Exercise material:
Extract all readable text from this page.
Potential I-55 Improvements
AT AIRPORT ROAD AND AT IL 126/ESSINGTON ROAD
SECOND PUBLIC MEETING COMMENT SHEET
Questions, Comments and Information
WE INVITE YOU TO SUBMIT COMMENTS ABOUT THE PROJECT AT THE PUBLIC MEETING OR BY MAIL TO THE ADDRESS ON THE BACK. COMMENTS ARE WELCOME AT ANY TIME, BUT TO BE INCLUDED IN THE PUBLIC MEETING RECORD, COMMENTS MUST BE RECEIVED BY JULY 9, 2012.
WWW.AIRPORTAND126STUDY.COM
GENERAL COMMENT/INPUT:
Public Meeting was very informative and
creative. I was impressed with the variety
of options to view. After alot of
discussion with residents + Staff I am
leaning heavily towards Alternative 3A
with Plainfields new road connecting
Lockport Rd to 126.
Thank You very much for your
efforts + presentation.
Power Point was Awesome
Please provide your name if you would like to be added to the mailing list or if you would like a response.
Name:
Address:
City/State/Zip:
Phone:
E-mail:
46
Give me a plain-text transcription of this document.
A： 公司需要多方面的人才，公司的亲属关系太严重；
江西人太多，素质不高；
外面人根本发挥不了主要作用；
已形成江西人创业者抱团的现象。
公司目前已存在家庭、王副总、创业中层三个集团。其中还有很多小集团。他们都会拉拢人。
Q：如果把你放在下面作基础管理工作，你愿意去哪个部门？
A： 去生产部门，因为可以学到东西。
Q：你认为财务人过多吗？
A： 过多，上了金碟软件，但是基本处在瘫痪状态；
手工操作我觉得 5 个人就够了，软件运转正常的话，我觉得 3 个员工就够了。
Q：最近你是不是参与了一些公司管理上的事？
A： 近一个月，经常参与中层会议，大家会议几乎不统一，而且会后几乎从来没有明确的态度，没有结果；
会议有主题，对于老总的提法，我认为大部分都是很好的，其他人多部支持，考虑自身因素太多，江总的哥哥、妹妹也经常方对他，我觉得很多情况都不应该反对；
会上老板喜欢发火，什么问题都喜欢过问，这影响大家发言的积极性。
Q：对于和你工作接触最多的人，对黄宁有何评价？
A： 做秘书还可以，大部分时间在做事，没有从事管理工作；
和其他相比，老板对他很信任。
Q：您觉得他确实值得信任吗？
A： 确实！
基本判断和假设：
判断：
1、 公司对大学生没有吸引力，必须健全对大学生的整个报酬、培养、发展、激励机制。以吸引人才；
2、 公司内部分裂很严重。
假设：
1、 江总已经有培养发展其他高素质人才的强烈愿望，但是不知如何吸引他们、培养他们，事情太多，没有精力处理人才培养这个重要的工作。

Exercise description: Search the records for the word "with", then list every line that has it.

Output below:
creative. I was impressed with the variety
discussion with residents + Staff I am
with Plainfields new road connecting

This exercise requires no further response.